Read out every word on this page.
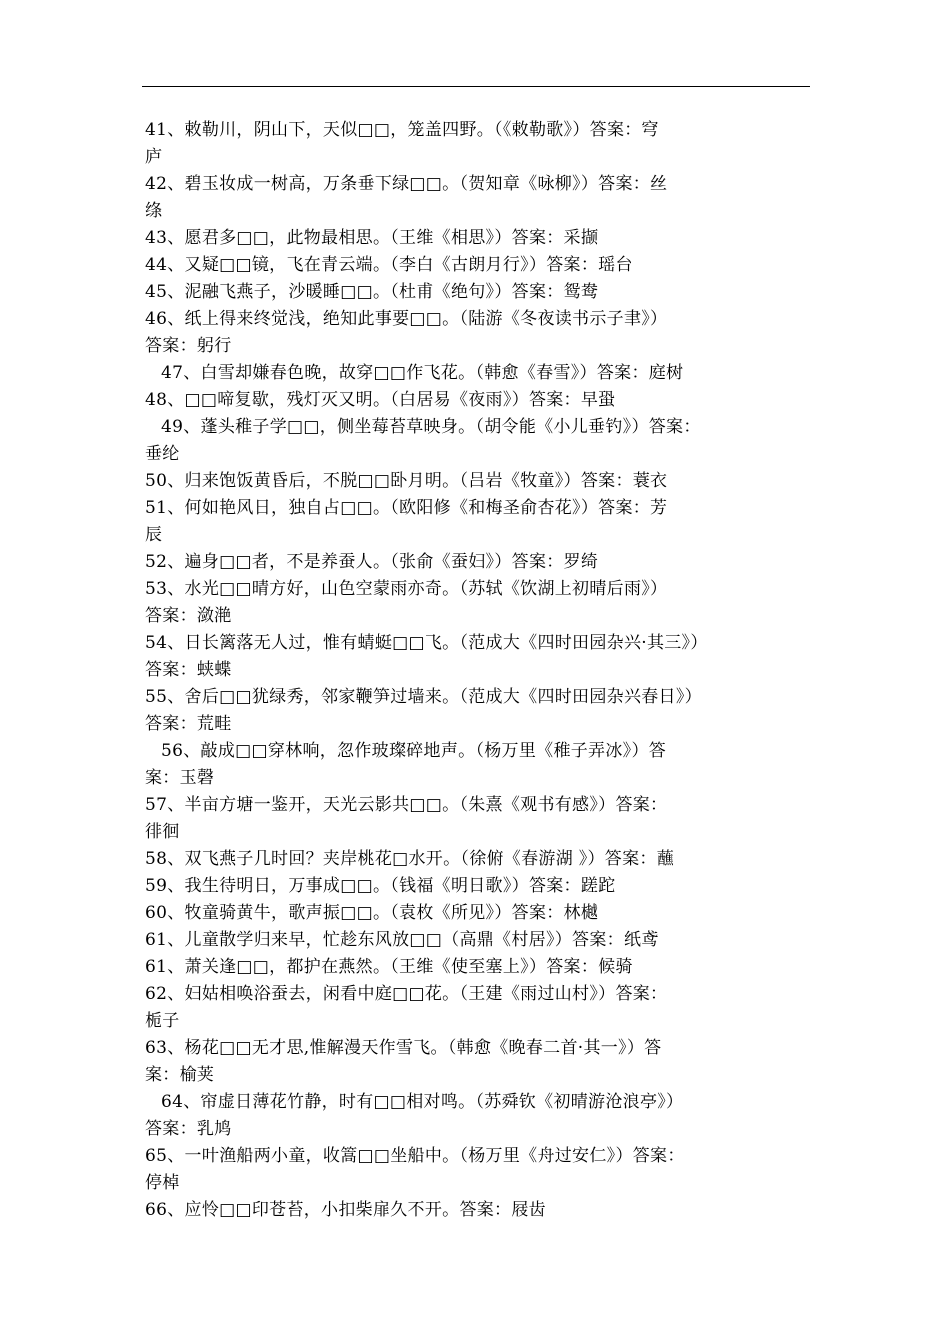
41、敕勒川，阴山下，天似□□，笼盖四野。（《敕勒歌》）答案：穹
庐
42、碧玉妆成一树高，万条垂下绿□□。（贺知章《咏柳》）答案：丝
绦
43、愿君多□□，此物最相思。（王维《相思》）答案：采撷
44、又疑□□镜，飞在青云端。（李白《古朗月行》）答案：瑶台
45、泥融飞燕子，沙暖睡□□。（杜甫《绝句》）答案：鸳鸯
46、纸上得来终觉浅，绝知此事要□□。（陆游《冬夜读书示子聿》）
答案：躬行
47、白雪却嫌春色晚，故穿□□作飞花。（韩愈《春雪》）答案：庭树
48、□□啼复歇，残灯灭又明。（白居易《夜雨》）答案：早蛩
49、蓬头稚子学□□，侧坐莓苔草映身。（胡令能《小儿垂钓》）答案：
垂纶
50、归来饱饭黄昏后，不脱□□卧月明。（吕岩《牧童》）答案：蓑衣
51、何如艳风日，独自占□□。（欧阳修《和梅圣俞杏花》）答案：芳
辰
52、遍身□□者，不是养蚕人。（张俞《蚕妇》）答案：罗绮
53、水光□□晴方好，山色空蒙雨亦奇。（苏轼《饮湖上初晴后雨》）
答案：潋滟
54、日长篱落无人过，惟有蜻蜓□□飞。（范成大《四时田园杂兴·其三》）
答案：蛱蝶
55、舍后□□犹绿秀，邻家鞭笋过墙来。（范成大《四时田园杂兴春日》）
答案：荒畦
56、敲成□□穿林响，忽作玻璨碎地声。（杨万里《稚子弄冰》）答
案：玉磬
57、半亩方塘一鉴开，天光云影共□□。（朱熹《观书有感》）答案：
徘徊
58、双飞燕子几时回？夹岸桃花□水开。（徐俯《春游湖 》）答案：蘸
59、我生待明日，万事成□□。（钱福《明日歌》）答案：蹉跎
60、牧童骑黄牛，歌声振□□。（袁枚《所见》）答案：林樾
61、儿童散学归来早，忙趁东风放□□（高鼎《村居》）答案：纸鸢
61、萧关逢□□，都护在燕然。（王维《使至塞上》）答案：候骑
62、妇姑相唤浴蚕去，闲看中庭□□花。（王建《雨过山村》）答案：
栀子
63、杨花□□无才思,惟解漫天作雪飞。（韩愈《晚春二首·其一》）答
案：榆荚
64、帘虚日薄花竹静，时有□□相对鸣。（苏舜钦《初晴游沧浪亭》）
答案：乳鸠
65、一叶渔船两小童，收篙□□坐船中。（杨万里《舟过安仁》）答案：
停棹
66、应怜□□印苍苔，小扣柴扉久不开。答案：屐齿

━━━━━━━━━━━━━━━━━━━━━━━━━━━━━━

Repeat the material above in full and exactly, apart from the pictures.

* [EXPECTED ANSWER]:
Read out every word on this page.
41、敕勒川，阴山下，天似□□，笼盖四野。（《敕勒歌》）答案：穹
庐
42、碧玉妆成一树高，万条垂下绿□□。（贺知章《咏柳》）答案：丝
绦
43、愿君多□□，此物最相思。（王维《相思》）答案：采撷
44、又疑□□镜，飞在青云端。（李白《古朗月行》）答案：瑶台
45、泥融飞燕子，沙暖睡□□。（杜甫《绝句》）答案：鸳鸯
46、纸上得来终觉浅，绝知此事要□□。（陆游《冬夜读书示子聿》）
答案：躬行
47、白雪却嫌春色晚，故穿□□作飞花。（韩愈《春雪》）答案：庭树
48、□□啼复歇，残灯灭又明。（白居易《夜雨》）答案：早蛩
49、蓬头稚子学□□，侧坐莓苔草映身。（胡令能《小儿垂钓》）答案：
垂纶
50、归来饱饭黄昏后，不脱□□卧月明。（吕岩《牧童》）答案：蓑衣
51、何如艳风日，独自占□□。（欧阳修《和梅圣俞杏花》）答案：芳
辰
52、遍身□□者，不是养蚕人。（张俞《蚕妇》）答案：罗绮
53、水光□□晴方好，山色空蒙雨亦奇。（苏轼《饮湖上初晴后雨》）
答案：潋滟
54、日长篱落无人过，惟有蜻蜓□□飞。（范成大《四时田园杂兴·其三》）
答案：蛱蝶
55、舍后□□犹绿秀，邻家鞭笋过墙来。（范成大《四时田园杂兴春日》）
答案：荒畦
56、敲成□□穿林响，忽作玻璨碎地声。（杨万里《稚子弄冰》）答
案：玉磬
57、半亩方塘一鉴开，天光云影共□□。（朱熹《观书有感》）答案：
徘徊
58、双飞燕子几时回？夹岸桃花□水开。（徐俯《春游湖 》）答案：蘸
59、我生待明日，万事成□□。（钱福《明日歌》）答案：蹉跎
60、牧童骑黄牛，歌声振□□。（袁枚《所见》）答案：林樾
61、儿童散学归来早，忙趁东风放□□（高鼎《村居》）答案：纸鸢
61、萧关逢□□，都护在燕然。（王维《使至塞上》）答案：候骑
62、妇姑相唤浴蚕去，闲看中庭□□花。（王建《雨过山村》）答案：
栀子
63、杨花□□无才思,惟解漫天作雪飞。（韩愈《晚春二首·其一》）答
案：榆荚
64、帘虚日薄花竹静，时有□□相对鸣。（苏舜钦《初晴游沧浪亭》）
答案：乳鸠
65、一叶渔船两小童，收篙□□坐船中。（杨万里《舟过安仁》）答案：
停棹
66、应怜□□印苍苔，小扣柴扉久不开。答案：屐齿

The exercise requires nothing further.